(Material to process)
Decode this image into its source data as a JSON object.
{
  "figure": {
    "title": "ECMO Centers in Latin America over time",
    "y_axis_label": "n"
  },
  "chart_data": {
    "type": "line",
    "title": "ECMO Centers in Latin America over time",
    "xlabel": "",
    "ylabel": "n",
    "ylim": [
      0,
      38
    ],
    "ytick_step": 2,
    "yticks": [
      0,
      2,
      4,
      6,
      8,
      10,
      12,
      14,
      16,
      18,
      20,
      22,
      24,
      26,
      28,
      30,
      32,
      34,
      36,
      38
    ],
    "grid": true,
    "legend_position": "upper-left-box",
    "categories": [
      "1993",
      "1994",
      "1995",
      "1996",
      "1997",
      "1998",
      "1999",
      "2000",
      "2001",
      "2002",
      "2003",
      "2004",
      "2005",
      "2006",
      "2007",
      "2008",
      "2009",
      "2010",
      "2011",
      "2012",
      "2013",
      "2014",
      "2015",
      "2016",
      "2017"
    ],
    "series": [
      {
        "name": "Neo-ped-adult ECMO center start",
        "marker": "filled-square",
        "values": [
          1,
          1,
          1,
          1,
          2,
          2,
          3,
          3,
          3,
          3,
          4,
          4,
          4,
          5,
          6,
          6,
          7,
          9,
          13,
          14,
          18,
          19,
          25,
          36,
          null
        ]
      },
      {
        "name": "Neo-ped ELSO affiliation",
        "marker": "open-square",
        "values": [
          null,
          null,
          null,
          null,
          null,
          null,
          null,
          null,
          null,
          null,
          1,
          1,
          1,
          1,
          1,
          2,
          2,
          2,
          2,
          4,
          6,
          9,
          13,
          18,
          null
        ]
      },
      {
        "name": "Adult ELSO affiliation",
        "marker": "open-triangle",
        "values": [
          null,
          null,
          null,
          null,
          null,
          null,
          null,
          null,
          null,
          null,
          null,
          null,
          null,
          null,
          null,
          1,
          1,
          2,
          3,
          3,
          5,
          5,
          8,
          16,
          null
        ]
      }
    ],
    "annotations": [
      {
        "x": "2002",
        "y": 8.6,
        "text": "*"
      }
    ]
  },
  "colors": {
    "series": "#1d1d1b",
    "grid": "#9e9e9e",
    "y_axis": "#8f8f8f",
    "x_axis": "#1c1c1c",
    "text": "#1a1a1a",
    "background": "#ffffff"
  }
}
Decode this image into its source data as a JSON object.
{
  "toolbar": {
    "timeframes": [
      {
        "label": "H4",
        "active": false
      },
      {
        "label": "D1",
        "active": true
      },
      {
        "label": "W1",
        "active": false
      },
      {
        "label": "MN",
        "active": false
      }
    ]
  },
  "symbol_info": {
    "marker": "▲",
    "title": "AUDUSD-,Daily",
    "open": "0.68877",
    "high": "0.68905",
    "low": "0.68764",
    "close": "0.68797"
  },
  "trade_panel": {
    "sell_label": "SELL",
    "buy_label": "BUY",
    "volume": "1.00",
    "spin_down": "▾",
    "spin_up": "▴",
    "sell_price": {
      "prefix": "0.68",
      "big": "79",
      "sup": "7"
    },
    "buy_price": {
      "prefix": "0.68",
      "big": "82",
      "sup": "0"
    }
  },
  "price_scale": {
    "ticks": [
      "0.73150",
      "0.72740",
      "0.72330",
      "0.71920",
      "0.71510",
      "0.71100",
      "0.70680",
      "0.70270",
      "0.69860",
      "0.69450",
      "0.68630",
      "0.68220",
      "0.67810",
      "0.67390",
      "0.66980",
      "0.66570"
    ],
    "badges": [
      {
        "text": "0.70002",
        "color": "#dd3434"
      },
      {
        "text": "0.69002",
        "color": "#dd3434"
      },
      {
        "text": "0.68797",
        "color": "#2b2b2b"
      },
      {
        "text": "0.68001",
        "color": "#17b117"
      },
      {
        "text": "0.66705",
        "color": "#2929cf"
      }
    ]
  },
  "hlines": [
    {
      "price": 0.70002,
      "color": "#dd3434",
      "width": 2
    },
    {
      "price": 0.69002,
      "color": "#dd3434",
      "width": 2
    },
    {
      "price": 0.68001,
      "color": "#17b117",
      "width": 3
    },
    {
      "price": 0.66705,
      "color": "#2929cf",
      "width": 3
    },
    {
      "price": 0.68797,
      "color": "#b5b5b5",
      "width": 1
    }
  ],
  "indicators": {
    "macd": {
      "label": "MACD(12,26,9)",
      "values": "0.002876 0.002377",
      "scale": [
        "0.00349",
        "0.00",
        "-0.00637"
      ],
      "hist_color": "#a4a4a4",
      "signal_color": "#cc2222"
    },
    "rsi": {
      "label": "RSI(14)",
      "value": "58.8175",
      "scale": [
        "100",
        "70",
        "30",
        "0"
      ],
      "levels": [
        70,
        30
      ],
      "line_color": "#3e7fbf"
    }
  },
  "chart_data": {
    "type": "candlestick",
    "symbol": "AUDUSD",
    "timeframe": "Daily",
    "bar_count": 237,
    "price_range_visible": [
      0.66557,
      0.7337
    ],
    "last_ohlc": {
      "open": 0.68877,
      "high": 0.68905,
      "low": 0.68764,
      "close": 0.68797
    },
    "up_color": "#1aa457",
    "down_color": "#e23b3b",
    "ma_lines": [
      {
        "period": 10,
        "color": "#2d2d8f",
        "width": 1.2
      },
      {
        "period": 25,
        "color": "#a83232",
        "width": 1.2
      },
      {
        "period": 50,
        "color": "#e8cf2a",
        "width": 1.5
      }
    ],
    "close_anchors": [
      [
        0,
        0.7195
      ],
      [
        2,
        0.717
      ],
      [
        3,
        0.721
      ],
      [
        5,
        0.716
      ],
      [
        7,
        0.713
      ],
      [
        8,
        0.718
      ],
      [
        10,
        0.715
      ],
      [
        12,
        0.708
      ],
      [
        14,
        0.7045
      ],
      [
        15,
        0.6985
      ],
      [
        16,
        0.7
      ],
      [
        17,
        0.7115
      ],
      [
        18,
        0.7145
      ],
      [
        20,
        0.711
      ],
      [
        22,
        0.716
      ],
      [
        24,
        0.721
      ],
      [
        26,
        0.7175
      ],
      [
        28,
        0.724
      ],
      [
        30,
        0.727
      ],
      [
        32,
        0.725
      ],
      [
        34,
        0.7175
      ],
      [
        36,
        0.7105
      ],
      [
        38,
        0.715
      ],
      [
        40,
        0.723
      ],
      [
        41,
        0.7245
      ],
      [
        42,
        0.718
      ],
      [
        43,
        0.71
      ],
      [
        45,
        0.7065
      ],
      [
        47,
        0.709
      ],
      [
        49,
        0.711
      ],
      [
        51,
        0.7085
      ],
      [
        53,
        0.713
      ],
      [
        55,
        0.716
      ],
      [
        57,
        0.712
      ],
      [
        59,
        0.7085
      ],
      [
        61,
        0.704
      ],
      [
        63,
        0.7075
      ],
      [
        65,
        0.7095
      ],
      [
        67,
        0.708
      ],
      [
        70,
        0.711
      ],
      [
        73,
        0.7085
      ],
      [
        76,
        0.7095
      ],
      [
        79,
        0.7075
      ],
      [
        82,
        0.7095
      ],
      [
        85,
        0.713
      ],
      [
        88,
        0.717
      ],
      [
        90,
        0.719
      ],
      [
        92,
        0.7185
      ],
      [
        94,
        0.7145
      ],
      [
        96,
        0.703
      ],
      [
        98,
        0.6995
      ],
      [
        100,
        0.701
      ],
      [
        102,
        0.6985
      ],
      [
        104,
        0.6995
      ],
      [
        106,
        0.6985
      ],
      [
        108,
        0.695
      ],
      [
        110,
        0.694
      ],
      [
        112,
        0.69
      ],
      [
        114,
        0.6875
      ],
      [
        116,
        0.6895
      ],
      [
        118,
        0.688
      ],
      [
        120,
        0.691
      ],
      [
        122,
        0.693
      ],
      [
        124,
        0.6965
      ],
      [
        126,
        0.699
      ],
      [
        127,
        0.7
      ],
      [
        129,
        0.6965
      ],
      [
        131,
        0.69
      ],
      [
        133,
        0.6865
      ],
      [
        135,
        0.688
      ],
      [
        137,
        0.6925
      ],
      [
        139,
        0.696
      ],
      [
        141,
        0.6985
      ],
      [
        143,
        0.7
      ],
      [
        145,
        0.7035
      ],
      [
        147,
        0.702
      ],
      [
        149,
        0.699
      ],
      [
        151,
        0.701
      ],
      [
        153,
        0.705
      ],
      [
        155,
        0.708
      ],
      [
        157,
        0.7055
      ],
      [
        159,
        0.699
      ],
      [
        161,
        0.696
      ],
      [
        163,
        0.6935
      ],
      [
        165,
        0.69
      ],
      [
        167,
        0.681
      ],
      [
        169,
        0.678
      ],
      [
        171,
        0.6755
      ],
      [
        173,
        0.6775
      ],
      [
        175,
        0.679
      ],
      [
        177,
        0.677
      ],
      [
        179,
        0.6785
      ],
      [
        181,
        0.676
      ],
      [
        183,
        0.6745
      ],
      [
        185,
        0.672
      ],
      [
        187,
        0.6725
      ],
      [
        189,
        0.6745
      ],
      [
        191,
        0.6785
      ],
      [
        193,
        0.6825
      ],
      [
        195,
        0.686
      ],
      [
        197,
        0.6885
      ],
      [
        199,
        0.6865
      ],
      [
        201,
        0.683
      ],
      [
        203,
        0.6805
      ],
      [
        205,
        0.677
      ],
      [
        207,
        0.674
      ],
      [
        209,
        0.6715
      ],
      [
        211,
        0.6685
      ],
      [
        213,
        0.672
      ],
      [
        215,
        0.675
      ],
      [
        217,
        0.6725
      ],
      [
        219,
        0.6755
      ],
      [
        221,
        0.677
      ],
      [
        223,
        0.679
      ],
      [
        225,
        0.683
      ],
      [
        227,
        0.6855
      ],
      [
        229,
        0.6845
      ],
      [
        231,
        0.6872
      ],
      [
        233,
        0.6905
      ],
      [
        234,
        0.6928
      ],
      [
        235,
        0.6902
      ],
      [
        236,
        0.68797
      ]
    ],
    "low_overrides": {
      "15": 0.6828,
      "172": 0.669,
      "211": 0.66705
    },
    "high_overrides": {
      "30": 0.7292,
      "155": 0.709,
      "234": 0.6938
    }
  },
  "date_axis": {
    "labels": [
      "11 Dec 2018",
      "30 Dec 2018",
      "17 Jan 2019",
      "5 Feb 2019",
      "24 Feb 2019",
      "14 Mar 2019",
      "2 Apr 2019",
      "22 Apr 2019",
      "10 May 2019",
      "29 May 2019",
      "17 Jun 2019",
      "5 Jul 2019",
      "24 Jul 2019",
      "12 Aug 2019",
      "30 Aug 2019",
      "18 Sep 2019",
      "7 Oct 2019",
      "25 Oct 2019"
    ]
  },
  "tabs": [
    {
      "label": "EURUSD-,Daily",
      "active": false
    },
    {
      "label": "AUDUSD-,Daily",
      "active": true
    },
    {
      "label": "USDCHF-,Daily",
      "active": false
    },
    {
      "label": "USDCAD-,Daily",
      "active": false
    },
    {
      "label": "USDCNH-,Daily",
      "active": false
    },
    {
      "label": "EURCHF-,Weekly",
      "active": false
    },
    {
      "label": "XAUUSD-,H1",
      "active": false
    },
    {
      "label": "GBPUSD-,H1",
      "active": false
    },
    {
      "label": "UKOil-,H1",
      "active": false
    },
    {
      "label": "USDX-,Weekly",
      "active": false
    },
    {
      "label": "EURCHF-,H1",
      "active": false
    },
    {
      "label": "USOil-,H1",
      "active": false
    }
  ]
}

(Exercise objective) Of the lines in the records, how many contain the word "name"? Answer with the number and nothing else.

(Expected answer) 3